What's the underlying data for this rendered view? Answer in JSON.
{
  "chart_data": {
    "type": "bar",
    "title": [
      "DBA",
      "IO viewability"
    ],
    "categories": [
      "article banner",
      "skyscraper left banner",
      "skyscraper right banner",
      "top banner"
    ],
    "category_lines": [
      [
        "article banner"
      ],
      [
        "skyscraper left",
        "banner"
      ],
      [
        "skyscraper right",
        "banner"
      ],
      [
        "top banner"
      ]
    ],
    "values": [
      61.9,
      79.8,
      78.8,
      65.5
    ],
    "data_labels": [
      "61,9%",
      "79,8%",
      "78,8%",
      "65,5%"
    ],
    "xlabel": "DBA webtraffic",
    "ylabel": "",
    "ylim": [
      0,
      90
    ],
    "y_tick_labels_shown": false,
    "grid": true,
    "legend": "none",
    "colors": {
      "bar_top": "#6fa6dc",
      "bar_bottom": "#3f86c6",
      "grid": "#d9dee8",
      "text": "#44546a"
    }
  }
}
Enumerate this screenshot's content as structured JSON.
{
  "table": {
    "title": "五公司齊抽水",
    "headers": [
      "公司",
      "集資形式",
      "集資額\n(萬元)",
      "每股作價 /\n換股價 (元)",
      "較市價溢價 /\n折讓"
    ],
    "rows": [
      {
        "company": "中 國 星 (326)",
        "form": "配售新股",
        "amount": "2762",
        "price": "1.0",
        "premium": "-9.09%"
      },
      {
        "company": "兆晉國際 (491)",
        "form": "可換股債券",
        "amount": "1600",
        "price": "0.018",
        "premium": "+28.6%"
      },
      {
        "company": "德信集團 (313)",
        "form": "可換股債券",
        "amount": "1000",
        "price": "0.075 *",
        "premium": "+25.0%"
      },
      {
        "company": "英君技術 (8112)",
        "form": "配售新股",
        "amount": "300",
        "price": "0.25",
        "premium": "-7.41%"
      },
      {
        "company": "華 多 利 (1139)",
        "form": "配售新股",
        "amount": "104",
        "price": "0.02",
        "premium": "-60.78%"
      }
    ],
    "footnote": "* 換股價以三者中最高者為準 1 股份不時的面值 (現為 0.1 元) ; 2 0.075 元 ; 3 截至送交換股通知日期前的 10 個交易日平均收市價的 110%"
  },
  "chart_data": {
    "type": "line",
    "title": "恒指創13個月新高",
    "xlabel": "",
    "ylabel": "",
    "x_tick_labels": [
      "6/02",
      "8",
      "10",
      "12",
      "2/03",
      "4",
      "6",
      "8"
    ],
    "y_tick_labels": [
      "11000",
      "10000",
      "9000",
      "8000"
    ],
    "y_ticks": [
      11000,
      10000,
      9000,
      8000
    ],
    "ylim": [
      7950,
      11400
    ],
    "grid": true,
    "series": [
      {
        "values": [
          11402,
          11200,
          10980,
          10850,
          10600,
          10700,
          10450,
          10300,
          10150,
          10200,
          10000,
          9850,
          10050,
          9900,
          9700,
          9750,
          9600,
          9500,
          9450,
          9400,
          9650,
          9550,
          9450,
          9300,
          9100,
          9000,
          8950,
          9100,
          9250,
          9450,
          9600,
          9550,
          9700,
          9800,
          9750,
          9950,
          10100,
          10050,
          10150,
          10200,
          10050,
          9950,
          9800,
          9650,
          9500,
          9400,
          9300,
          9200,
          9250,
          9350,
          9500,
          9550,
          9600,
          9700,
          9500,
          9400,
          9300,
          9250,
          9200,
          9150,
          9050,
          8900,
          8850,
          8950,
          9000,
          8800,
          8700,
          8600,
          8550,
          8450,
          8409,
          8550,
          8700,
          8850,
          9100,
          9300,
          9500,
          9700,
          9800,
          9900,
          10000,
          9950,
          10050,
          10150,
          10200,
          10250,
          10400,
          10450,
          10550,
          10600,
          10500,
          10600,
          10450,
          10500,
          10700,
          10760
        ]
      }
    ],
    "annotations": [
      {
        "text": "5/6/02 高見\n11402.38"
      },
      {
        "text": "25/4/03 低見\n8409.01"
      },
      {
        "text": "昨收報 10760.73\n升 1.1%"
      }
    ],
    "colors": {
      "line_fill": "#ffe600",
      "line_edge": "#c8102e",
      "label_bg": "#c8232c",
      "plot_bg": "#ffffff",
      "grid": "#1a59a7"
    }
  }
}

++++

_YOUR TASK_
Each record above must be given again exactly.

_THE COMPLETED TASK_
What's the underlying data for this rendered view? Answer in JSON.
{
  "chart_data": {
    "type": "bar",
    "title": [
      "DBA",
      "IO viewability"
    ],
    "categories": [
      "article banner",
      "skyscraper left banner",
      "skyscraper right banner",
      "top banner"
    ],
    "category_lines": [
      [
        "article banner"
      ],
      [
        "skyscraper left",
        "banner"
      ],
      [
        "skyscraper right",
        "banner"
      ],
      [
        "top banner"
      ]
    ],
    "values": [
      61.9,
      79.8,
      78.8,
      65.5
    ],
    "data_labels": [
      "61,9%",
      "79,8%",
      "78,8%",
      "65,5%"
    ],
    "xlabel": "DBA webtraffic",
    "ylabel": "",
    "ylim": [
      0,
      90
    ],
    "y_tick_labels_shown": false,
    "grid": true,
    "legend": "none",
    "colors": {
      "bar_top": "#6fa6dc",
      "bar_bottom": "#3f86c6",
      "grid": "#d9dee8",
      "text": "#44546a"
    }
  }
}
Enumerate this screenshot's content as structured JSON.
{
  "table": {
    "title": "五公司齊抽水",
    "headers": [
      "公司",
      "集資形式",
      "集資額\n(萬元)",
      "每股作價 /\n換股價 (元)",
      "較市價溢價 /\n折讓"
    ],
    "rows": [
      {
        "company": "中 國 星 (326)",
        "form": "配售新股",
        "amount": "2762",
        "price": "1.0",
        "premium": "-9.09%"
      },
      {
        "company": "兆晉國際 (491)",
        "form": "可換股債券",
        "amount": "1600",
        "price": "0.018",
        "premium": "+28.6%"
      },
      {
        "company": "德信集團 (313)",
        "form": "可換股債券",
        "amount": "1000",
        "price": "0.075 *",
        "premium": "+25.0%"
      },
      {
        "company": "英君技術 (8112)",
        "form": "配售新股",
        "amount": "300",
        "price": "0.25",
        "premium": "-7.41%"
      },
      {
        "company": "華 多 利 (1139)",
        "form": "配售新股",
        "amount": "104",
        "price": "0.02",
        "premium": "-60.78%"
      }
    ],
    "footnote": "* 換股價以三者中最高者為準 1 股份不時的面值 (現為 0.1 元) ; 2 0.075 元 ; 3 截至送交換股通知日期前的 10 個交易日平均收市價的 110%"
  },
  "chart_data": {
    "type": "line",
    "title": "恒指創13個月新高",
    "xlabel": "",
    "ylabel": "",
    "x_tick_labels": [
      "6/02",
      "8",
      "10",
      "12",
      "2/03",
      "4",
      "6",
      "8"
    ],
    "y_tick_labels": [
      "11000",
      "10000",
      "9000",
      "8000"
    ],
    "y_ticks": [
      11000,
      10000,
      9000,
      8000
    ],
    "ylim": [
      7950,
      11400
    ],
    "grid": true,
    "series": [
      {
        "values": [
          11402,
          11200,
          10980,
          10850,
          10600,
          10700,
          10450,
          10300,
          10150,
          10200,
          10000,
          9850,
          10050,
          9900,
          9700,
          9750,
          9600,
          9500,
          9450,
          9400,
          9650,
          9550,
          9450,
          9300,
          9100,
          9000,
          8950,
          9100,
          9250,
          9450,
          9600,
          9550,
          9700,
          9800,
          9750,
          9950,
          10100,
          10050,
          10150,
          10200,
          10050,
          9950,
          9800,
          9650,
          9500,
          9400,
          9300,
          9200,
          9250,
          9350,
          9500,
          9550,
          9600,
          9700,
          9500,
          9400,
          9300,
          9250,
          9200,
          9150,
          9050,
          8900,
          8850,
          8950,
          9000,
          8800,
          8700,
          8600,
          8550,
          8450,
          8409,
          8550,
          8700,
          8850,
          9100,
          9300,
          9500,
          9700,
          9800,
          9900,
          10000,
          9950,
          10050,
          10150,
          10200,
          10250,
          10400,
          10450,
          10550,
          10600,
          10500,
          10600,
          10450,
          10500,
          10700,
          10760
        ]
      }
    ],
    "annotations": [
      {
        "text": "5/6/02 高見\n11402.38"
      },
      {
        "text": "25/4/03 低見\n8409.01"
      },
      {
        "text": "昨收報 10760.73\n升 1.1%"
      }
    ],
    "colors": {
      "line_fill": "#ffe600",
      "line_edge": "#c8102e",
      "label_bg": "#c8232c",
      "plot_bg": "#ffffff",
      "grid": "#1a59a7"
    }
  }
}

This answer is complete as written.